Tally up the lines below that include the word "атомов". Answer with the number alone.

** Begin **

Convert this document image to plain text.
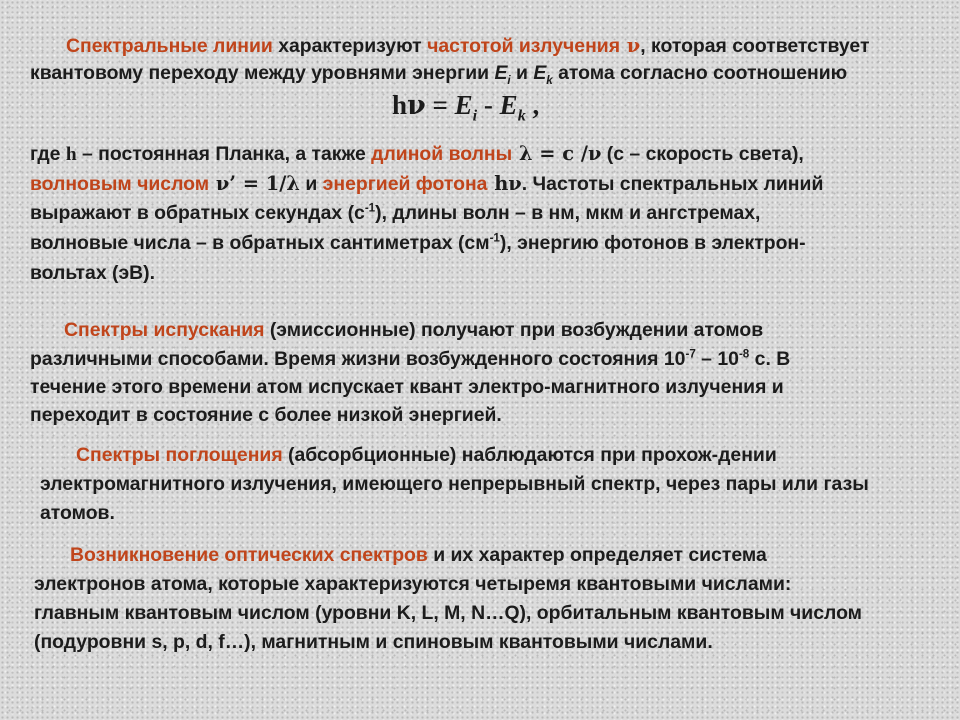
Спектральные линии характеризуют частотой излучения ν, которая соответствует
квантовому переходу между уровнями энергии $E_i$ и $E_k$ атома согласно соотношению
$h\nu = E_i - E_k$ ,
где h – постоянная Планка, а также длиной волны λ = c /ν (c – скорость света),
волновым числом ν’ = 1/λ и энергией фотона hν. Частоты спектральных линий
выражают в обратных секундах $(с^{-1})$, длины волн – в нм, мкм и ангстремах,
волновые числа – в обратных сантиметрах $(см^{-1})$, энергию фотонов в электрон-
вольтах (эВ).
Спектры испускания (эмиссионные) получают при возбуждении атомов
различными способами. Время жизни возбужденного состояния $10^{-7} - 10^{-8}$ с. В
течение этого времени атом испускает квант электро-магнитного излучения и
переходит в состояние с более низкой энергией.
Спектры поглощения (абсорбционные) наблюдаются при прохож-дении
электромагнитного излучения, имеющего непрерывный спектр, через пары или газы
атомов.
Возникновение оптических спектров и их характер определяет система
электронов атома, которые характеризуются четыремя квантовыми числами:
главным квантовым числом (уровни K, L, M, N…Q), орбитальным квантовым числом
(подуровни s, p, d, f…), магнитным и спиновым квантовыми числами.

** End **

## Worked solution
2